Without changing a character, return the entries, but not the images they hold.
━━━ Record excerpts ━━━
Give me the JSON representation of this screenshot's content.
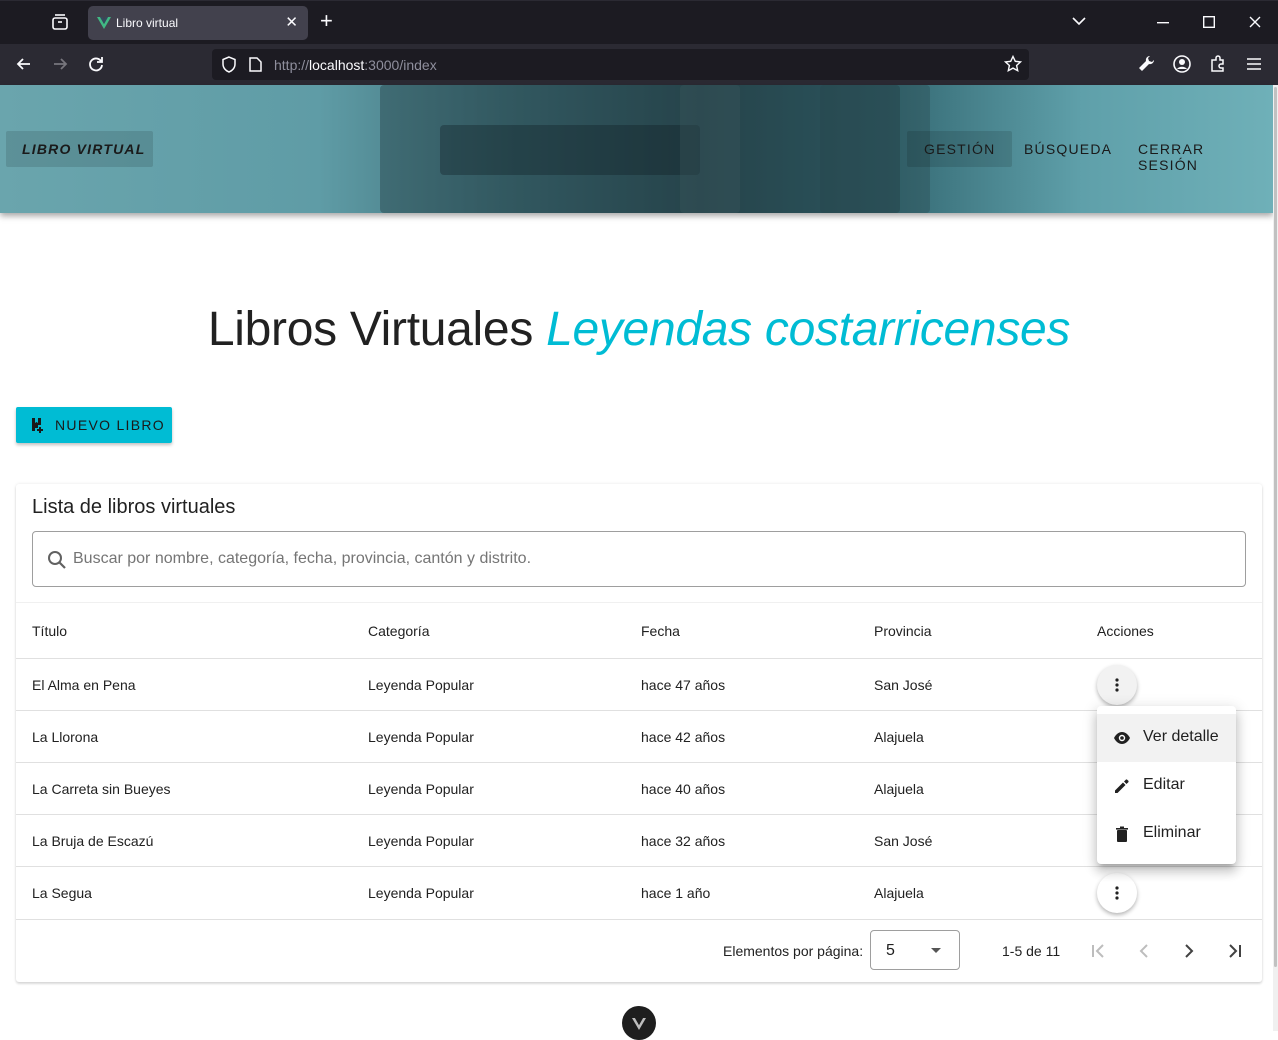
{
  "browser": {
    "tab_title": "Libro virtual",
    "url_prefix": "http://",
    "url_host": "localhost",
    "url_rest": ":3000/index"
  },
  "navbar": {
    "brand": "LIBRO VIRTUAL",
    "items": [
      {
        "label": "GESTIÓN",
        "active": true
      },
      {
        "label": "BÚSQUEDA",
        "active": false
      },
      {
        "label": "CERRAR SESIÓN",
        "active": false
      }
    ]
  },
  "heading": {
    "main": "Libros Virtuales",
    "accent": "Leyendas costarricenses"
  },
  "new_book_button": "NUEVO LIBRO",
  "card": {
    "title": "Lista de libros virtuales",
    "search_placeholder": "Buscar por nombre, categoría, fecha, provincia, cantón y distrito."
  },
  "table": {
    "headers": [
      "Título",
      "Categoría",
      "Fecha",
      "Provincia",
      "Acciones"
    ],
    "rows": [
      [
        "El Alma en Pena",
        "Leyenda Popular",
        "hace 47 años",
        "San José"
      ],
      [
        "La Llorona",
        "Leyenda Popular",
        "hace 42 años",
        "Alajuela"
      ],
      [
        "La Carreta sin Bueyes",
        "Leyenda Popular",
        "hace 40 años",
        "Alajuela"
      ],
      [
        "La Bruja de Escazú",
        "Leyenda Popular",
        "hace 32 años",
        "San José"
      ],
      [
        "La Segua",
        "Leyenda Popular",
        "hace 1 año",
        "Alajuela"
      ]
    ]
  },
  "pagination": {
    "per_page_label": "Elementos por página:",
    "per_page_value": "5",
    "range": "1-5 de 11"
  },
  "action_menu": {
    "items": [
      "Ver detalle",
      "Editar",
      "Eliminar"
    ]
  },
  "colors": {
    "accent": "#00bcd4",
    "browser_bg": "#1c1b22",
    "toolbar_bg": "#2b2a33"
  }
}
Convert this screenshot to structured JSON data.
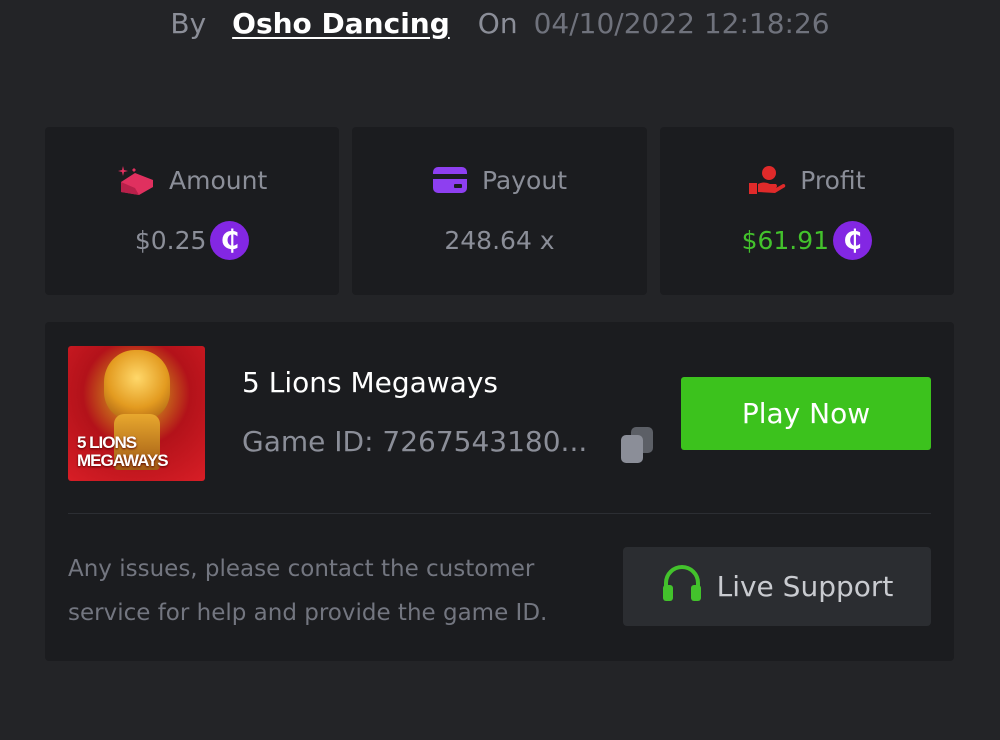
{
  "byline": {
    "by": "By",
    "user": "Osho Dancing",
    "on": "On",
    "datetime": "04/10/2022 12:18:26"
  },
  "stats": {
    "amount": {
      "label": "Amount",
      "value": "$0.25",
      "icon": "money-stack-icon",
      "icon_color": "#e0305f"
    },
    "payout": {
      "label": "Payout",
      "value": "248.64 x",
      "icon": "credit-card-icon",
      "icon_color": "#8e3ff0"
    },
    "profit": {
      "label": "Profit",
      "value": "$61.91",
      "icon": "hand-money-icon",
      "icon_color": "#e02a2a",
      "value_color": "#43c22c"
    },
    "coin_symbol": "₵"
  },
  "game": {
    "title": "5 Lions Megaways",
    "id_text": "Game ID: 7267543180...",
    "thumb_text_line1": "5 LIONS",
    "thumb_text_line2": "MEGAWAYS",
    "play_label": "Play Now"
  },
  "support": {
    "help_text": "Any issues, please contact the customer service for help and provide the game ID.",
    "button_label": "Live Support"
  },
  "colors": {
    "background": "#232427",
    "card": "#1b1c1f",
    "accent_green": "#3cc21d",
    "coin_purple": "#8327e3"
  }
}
━━━
● Exercise solution:
Give me the JSON representation of this screenshot's content.
{
  "browser": {
    "tab_title": "Libro virtual",
    "url_prefix": "http://",
    "url_host": "localhost",
    "url_rest": ":3000/index"
  },
  "navbar": {
    "brand": "LIBRO VIRTUAL",
    "items": [
      {
        "label": "GESTIÓN",
        "active": true
      },
      {
        "label": "BÚSQUEDA",
        "active": false
      },
      {
        "label": "CERRAR SESIÓN",
        "active": false
      }
    ]
  },
  "heading": {
    "main": "Libros Virtuales",
    "accent": "Leyendas costarricenses"
  },
  "new_book_button": "NUEVO LIBRO",
  "card": {
    "title": "Lista de libros virtuales",
    "search_placeholder": "Buscar por nombre, categoría, fecha, provincia, cantón y distrito."
  },
  "table": {
    "headers": [
      "Título",
      "Categoría",
      "Fecha",
      "Provincia",
      "Acciones"
    ],
    "rows": [
      [
        "El Alma en Pena",
        "Leyenda Popular",
        "hace 47 años",
        "San José"
      ],
      [
        "La Llorona",
        "Leyenda Popular",
        "hace 42 años",
        "Alajuela"
      ],
      [
        "La Carreta sin Bueyes",
        "Leyenda Popular",
        "hace 40 años",
        "Alajuela"
      ],
      [
        "La Bruja de Escazú",
        "Leyenda Popular",
        "hace 32 años",
        "San José"
      ],
      [
        "La Segua",
        "Leyenda Popular",
        "hace 1 año",
        "Alajuela"
      ]
    ]
  },
  "pagination": {
    "per_page_label": "Elementos por página:",
    "per_page_value": "5",
    "range": "1-5 de 11"
  },
  "action_menu": {
    "items": [
      "Ver detalle",
      "Editar",
      "Eliminar"
    ]
  },
  "colors": {
    "accent": "#00bcd4",
    "browser_bg": "#1c1b22",
    "toolbar_bg": "#2b2a33"
  }
}
Convert this screenshot to structured JSON data.
{
  "byline": {
    "by": "By",
    "user": "Osho Dancing",
    "on": "On",
    "datetime": "04/10/2022 12:18:26"
  },
  "stats": {
    "amount": {
      "label": "Amount",
      "value": "$0.25",
      "icon": "money-stack-icon",
      "icon_color": "#e0305f"
    },
    "payout": {
      "label": "Payout",
      "value": "248.64 x",
      "icon": "credit-card-icon",
      "icon_color": "#8e3ff0"
    },
    "profit": {
      "label": "Profit",
      "value": "$61.91",
      "icon": "hand-money-icon",
      "icon_color": "#e02a2a",
      "value_color": "#43c22c"
    },
    "coin_symbol": "₵"
  },
  "game": {
    "title": "5 Lions Megaways",
    "id_text": "Game ID: 7267543180...",
    "thumb_text_line1": "5 LIONS",
    "thumb_text_line2": "MEGAWAYS",
    "play_label": "Play Now"
  },
  "support": {
    "help_text": "Any issues, please contact the customer service for help and provide the game ID.",
    "button_label": "Live Support"
  },
  "colors": {
    "background": "#232427",
    "card": "#1b1c1f",
    "accent_green": "#3cc21d",
    "coin_purple": "#8327e3"
  }
}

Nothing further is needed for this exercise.